> [Do this]: For the data below, work out how many lines contain the word "offered" and supply only that number.

Stored items from a collection
★ ★ ★ ★
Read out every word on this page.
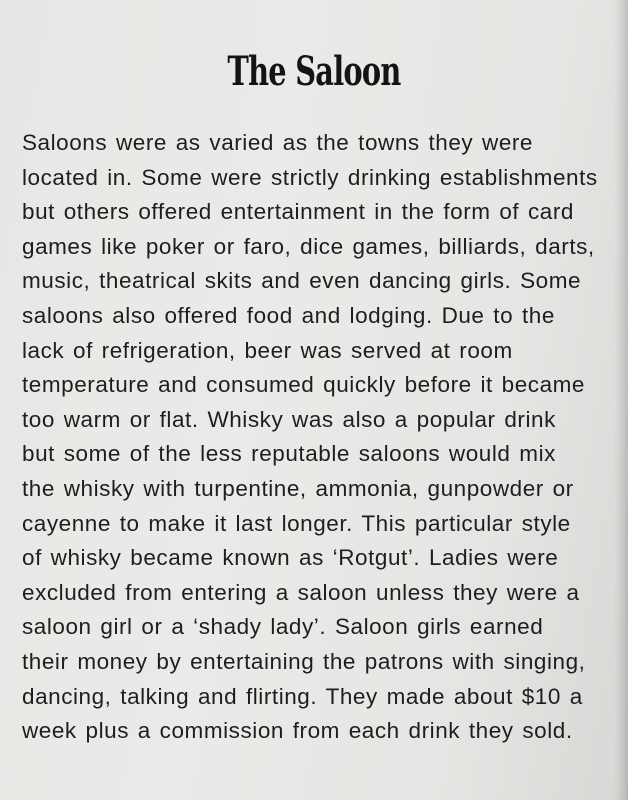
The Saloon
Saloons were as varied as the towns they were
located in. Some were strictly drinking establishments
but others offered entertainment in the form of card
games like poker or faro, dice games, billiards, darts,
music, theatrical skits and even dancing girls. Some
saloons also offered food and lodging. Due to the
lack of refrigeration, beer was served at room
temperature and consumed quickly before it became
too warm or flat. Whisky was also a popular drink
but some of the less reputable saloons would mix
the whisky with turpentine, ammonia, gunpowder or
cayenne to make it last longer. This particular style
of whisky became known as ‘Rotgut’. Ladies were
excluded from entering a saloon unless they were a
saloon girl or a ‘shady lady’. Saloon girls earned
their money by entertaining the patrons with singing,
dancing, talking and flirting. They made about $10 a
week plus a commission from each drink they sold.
★ ★ ★ ★
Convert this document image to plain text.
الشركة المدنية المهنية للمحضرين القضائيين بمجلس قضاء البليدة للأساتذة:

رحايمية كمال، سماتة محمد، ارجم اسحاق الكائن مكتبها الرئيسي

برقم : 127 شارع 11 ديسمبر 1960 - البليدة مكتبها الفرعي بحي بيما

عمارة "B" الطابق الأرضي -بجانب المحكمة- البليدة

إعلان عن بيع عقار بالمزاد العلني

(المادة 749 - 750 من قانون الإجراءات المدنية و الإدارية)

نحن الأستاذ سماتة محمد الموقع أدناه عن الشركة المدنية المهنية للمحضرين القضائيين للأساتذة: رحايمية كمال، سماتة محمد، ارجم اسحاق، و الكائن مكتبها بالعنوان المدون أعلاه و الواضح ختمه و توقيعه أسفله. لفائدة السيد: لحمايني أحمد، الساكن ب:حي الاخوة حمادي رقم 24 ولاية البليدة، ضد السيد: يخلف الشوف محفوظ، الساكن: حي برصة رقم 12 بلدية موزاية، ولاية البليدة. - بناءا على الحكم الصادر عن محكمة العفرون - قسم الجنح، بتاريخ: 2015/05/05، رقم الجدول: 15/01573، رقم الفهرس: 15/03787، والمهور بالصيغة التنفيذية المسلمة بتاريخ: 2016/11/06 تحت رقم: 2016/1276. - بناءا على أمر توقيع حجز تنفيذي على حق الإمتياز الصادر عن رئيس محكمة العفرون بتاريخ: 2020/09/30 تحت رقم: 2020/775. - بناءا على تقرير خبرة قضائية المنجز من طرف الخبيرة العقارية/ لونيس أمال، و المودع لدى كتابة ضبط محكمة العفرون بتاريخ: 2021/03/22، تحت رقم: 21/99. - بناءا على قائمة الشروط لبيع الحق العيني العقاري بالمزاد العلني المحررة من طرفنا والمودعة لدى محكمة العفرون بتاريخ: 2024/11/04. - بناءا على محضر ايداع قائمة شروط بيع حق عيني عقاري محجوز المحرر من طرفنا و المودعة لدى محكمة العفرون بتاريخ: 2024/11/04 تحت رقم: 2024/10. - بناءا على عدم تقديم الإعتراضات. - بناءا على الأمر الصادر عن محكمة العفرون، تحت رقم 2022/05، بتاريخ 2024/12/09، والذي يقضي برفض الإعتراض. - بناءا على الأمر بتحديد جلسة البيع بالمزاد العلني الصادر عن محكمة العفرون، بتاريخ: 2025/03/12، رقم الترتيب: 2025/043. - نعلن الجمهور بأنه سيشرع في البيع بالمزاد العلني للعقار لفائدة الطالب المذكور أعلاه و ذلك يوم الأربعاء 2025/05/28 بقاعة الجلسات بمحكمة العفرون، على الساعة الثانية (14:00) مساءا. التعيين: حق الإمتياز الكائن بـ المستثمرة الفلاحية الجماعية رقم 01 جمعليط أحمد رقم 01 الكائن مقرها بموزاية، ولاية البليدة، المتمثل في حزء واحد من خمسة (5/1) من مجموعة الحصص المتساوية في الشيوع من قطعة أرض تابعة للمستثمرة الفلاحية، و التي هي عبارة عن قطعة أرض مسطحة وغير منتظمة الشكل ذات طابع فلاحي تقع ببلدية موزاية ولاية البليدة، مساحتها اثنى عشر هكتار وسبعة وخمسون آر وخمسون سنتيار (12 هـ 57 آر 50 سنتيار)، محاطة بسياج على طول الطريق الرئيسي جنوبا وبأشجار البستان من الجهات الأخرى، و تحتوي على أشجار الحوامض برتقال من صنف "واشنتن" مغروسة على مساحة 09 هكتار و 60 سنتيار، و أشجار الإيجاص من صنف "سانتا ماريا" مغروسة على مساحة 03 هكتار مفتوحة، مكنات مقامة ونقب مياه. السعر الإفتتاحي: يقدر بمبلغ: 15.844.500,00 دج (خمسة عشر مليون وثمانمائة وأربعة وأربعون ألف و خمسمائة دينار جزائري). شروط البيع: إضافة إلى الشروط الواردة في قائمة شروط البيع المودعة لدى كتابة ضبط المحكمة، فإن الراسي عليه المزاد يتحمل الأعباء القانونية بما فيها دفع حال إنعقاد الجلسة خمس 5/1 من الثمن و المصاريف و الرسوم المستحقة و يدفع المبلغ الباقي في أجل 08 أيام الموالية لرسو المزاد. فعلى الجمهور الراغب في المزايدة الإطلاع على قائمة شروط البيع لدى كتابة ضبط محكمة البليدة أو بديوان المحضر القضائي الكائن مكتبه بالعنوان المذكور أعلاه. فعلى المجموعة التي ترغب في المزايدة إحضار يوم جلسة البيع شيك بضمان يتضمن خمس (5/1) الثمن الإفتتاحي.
★ ★ ★ ★
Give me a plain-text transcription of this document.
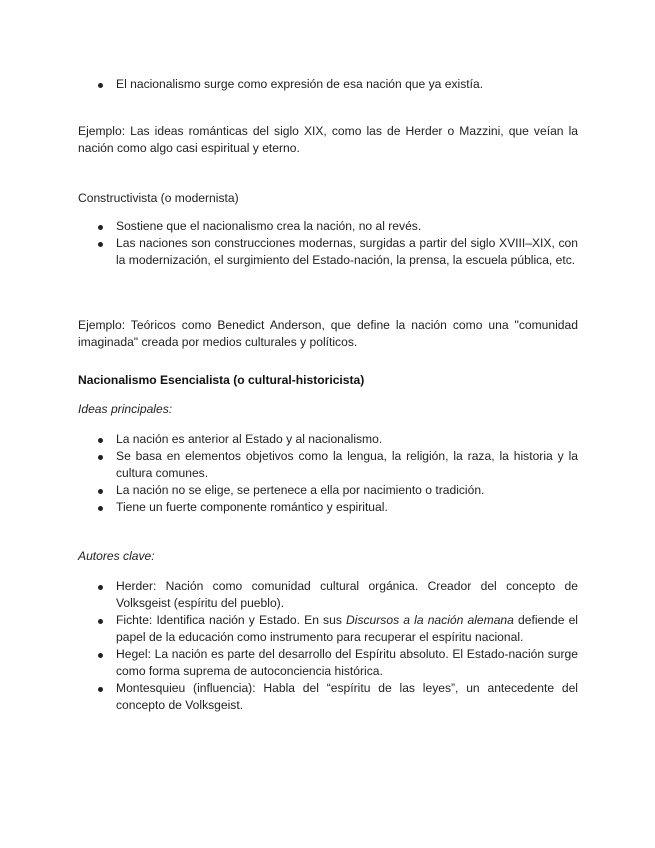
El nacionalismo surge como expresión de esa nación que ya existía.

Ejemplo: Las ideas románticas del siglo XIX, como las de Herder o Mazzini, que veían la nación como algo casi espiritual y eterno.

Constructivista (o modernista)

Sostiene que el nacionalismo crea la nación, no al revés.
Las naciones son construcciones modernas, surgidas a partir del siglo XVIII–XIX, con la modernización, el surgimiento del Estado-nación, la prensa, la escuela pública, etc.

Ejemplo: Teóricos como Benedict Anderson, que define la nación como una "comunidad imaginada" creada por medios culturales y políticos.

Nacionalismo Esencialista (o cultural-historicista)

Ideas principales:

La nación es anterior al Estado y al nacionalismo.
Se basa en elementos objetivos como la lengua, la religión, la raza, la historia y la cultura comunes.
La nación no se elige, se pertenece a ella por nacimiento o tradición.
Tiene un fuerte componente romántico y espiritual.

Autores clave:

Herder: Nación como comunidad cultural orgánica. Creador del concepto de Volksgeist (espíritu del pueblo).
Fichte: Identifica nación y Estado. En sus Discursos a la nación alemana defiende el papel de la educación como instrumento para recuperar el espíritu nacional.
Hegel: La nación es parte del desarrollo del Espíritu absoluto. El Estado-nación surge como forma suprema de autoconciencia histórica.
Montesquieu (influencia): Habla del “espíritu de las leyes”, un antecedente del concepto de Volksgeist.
★ ★ ★ ★
> [The result]: 2